STATED PROBLEM
Search the material for the string "code", then return every line where it is found.

Data entries
______
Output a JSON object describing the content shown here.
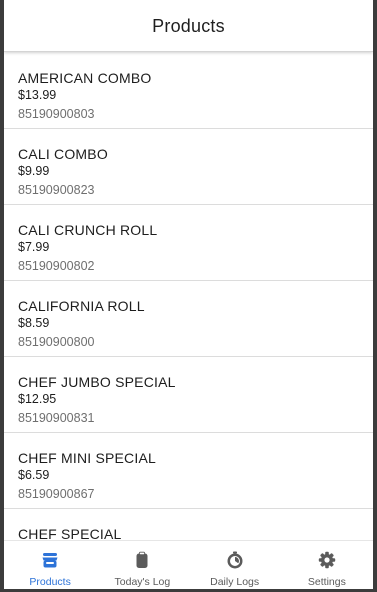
{
  "header": {
    "title": "Products"
  },
  "products": [
    {
      "name": "AMERICAN COMBO",
      "price": "$13.99",
      "code": "85190900803"
    },
    {
      "name": "CALI COMBO",
      "price": "$9.99",
      "code": "85190900823"
    },
    {
      "name": "CALI CRUNCH ROLL",
      "price": "$7.99",
      "code": "85190900802"
    },
    {
      "name": "CALIFORNIA ROLL",
      "price": "$8.59",
      "code": "85190900800"
    },
    {
      "name": "CHEF JUMBO SPECIAL",
      "price": "$12.95",
      "code": "85190900831"
    },
    {
      "name": "CHEF MINI SPECIAL",
      "price": "$6.59",
      "code": "85190900867"
    },
    {
      "name": "CHEF SPECIAL",
      "price": "",
      "code": ""
    }
  ],
  "bottom_nav": {
    "items": [
      {
        "label": "Products",
        "icon": "store-icon",
        "active": true
      },
      {
        "label": "Today's Log",
        "icon": "clipboard-icon",
        "active": false
      },
      {
        "label": "Daily Logs",
        "icon": "timer-icon",
        "active": false
      },
      {
        "label": "Settings",
        "icon": "gear-icon",
        "active": false
      }
    ]
  },
  "colors": {
    "accent": "#2d73d8",
    "icon_inactive": "#5b5b5b",
    "divider": "#dcdcdc",
    "frame_bg": "#3c3c3c"
  }
}
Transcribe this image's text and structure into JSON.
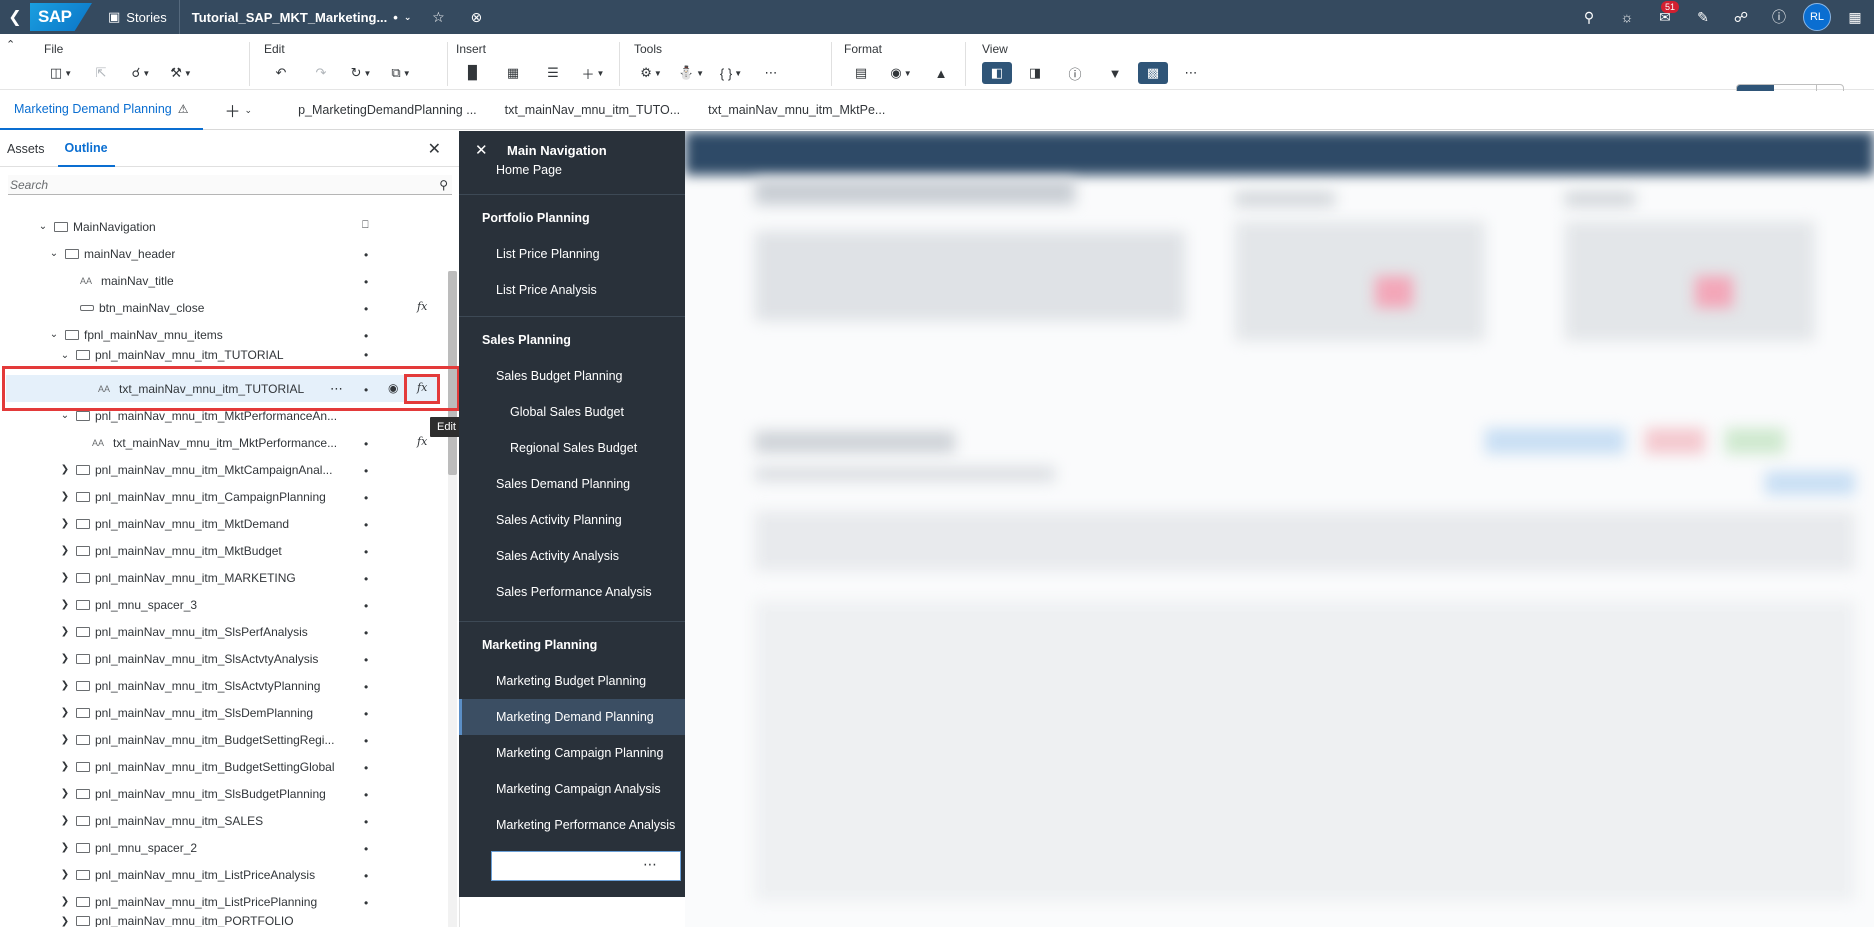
{
  "shell": {
    "logo": "SAP",
    "app_name": "Stories",
    "document_title": "Tutorial_SAP_MKT_Marketing...",
    "modified_marker": "•",
    "notification_count": "51",
    "user_initials": "RL"
  },
  "toolbar": {
    "groups": {
      "file": "File",
      "edit": "Edit",
      "insert": "Insert",
      "tools": "Tools",
      "format": "Format",
      "view": "View"
    },
    "edit_mode_label": "Edit",
    "view_mode_label": "View"
  },
  "tabs": [
    {
      "label": "Marketing Demand Planning"
    },
    {
      "label": "p_MarketingDemandPlanning ..."
    },
    {
      "label": "txt_mainNav_mnu_itm_TUTO..."
    },
    {
      "label": "txt_mainNav_mnu_itm_MktPe..."
    }
  ],
  "left_panel": {
    "tab_assets": "Assets",
    "tab_outline": "Outline",
    "search_placeholder": "Search",
    "tree": [
      {
        "label": "MainNavigation"
      },
      {
        "label": "mainNav_header"
      },
      {
        "label": "mainNav_title"
      },
      {
        "label": "btn_mainNav_close"
      },
      {
        "label": "fpnl_mainNav_mnu_items"
      },
      {
        "label": "pnl_mainNav_mnu_itm_TUTORIAL"
      },
      {
        "label": "txt_mainNav_mnu_itm_TUTORIAL"
      },
      {
        "label": "pnl_mainNav_mnu_itm_MktPerformanceAn..."
      },
      {
        "label": "txt_mainNav_mnu_itm_MktPerformance..."
      },
      {
        "label": "pnl_mainNav_mnu_itm_MktCampaignAnal..."
      },
      {
        "label": "pnl_mainNav_mnu_itm_CampaignPlanning"
      },
      {
        "label": "pnl_mainNav_mnu_itm_MktDemand"
      },
      {
        "label": "pnl_mainNav_mnu_itm_MktBudget"
      },
      {
        "label": "pnl_mainNav_mnu_itm_MARKETING"
      },
      {
        "label": "pnl_mnu_spacer_3"
      },
      {
        "label": "pnl_mainNav_mnu_itm_SlsPerfAnalysis"
      },
      {
        "label": "pnl_mainNav_mnu_itm_SlsActvtyAnalysis"
      },
      {
        "label": "pnl_mainNav_mnu_itm_SlsActvtyPlanning"
      },
      {
        "label": "pnl_mainNav_mnu_itm_SlsDemPlanning"
      },
      {
        "label": "pnl_mainNav_mnu_itm_BudgetSettingRegi..."
      },
      {
        "label": "pnl_mainNav_mnu_itm_BudgetSettingGlobal"
      },
      {
        "label": "pnl_mainNav_mnu_itm_SlsBudgetPlanning"
      },
      {
        "label": "pnl_mainNav_mnu_itm_SALES"
      },
      {
        "label": "pnl_mnu_spacer_2"
      },
      {
        "label": "pnl_mainNav_mnu_itm_ListPriceAnalysis"
      },
      {
        "label": "pnl_mainNav_mnu_itm_ListPricePlanning"
      },
      {
        "label": "pnl_mainNav_mnu_itm_PORTFOLIO"
      }
    ],
    "tooltip": "Edit Scripts"
  },
  "navigation": {
    "title": "Main Navigation",
    "items": [
      {
        "label": "Home Page"
      },
      {
        "label": "Portfolio Planning"
      },
      {
        "label": "List Price Planning"
      },
      {
        "label": "List Price Analysis"
      },
      {
        "label": "Sales Planning"
      },
      {
        "label": "Sales Budget Planning"
      },
      {
        "label": "Global Sales Budget"
      },
      {
        "label": "Regional Sales Budget"
      },
      {
        "label": "Sales Demand Planning"
      },
      {
        "label": "Sales Activity Planning"
      },
      {
        "label": "Sales Activity Analysis"
      },
      {
        "label": "Sales Performance Analysis"
      },
      {
        "label": "Marketing Planning"
      },
      {
        "label": "Marketing Budget Planning"
      },
      {
        "label": "Marketing Demand Planning"
      },
      {
        "label": "Marketing Campaign Planning"
      },
      {
        "label": "Marketing Campaign Analysis"
      },
      {
        "label": "Marketing Performance Analysis"
      }
    ]
  }
}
______
RESPONSE TO THE EXERCISE
      "code": "85190900803"
      "code": "85190900823"
      "code": "85190900802"
      "code": "85190900800"
      "code": "85190900831"
      "code": "85190900867"
      "code": ""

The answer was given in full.